▶ _WHAT TO WORK ON_
Check every line in the records below for the word "Listing" and report how many have it, nothing more.

▶ _MATERIAL FOR THE TASK_
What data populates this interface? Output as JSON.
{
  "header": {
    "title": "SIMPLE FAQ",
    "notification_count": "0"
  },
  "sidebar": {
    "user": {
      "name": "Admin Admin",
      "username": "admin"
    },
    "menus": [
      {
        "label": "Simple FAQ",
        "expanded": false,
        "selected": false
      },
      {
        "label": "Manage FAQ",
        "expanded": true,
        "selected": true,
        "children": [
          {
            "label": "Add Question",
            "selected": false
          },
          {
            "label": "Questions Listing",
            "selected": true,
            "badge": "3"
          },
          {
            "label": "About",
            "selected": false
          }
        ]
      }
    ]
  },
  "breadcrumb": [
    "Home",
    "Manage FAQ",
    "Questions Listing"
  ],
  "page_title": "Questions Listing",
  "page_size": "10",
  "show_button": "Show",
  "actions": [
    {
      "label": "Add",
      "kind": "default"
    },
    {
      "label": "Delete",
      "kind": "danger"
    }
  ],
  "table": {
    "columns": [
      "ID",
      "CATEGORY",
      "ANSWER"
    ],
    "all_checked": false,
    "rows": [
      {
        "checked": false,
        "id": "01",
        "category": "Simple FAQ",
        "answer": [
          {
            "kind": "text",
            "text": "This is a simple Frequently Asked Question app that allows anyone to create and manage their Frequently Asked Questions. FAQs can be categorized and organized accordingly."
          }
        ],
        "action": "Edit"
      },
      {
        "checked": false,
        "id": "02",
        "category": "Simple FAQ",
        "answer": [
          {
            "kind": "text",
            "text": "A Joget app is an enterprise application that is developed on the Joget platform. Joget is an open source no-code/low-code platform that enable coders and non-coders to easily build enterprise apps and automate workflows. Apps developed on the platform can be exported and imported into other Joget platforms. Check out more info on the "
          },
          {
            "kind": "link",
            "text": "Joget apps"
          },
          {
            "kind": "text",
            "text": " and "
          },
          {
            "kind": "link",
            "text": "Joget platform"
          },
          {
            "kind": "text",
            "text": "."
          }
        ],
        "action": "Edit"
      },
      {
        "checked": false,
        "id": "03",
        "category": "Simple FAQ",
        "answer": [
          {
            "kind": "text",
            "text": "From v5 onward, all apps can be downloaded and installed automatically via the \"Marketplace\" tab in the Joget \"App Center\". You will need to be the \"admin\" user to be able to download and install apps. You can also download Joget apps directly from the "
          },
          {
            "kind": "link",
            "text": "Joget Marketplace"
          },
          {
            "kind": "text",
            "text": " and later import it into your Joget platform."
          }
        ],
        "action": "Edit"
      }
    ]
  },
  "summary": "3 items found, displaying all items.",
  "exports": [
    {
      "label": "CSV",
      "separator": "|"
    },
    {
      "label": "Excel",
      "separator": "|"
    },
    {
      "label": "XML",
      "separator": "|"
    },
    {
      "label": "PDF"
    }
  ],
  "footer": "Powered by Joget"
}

▶ _COMPLETED EXERCISE_
3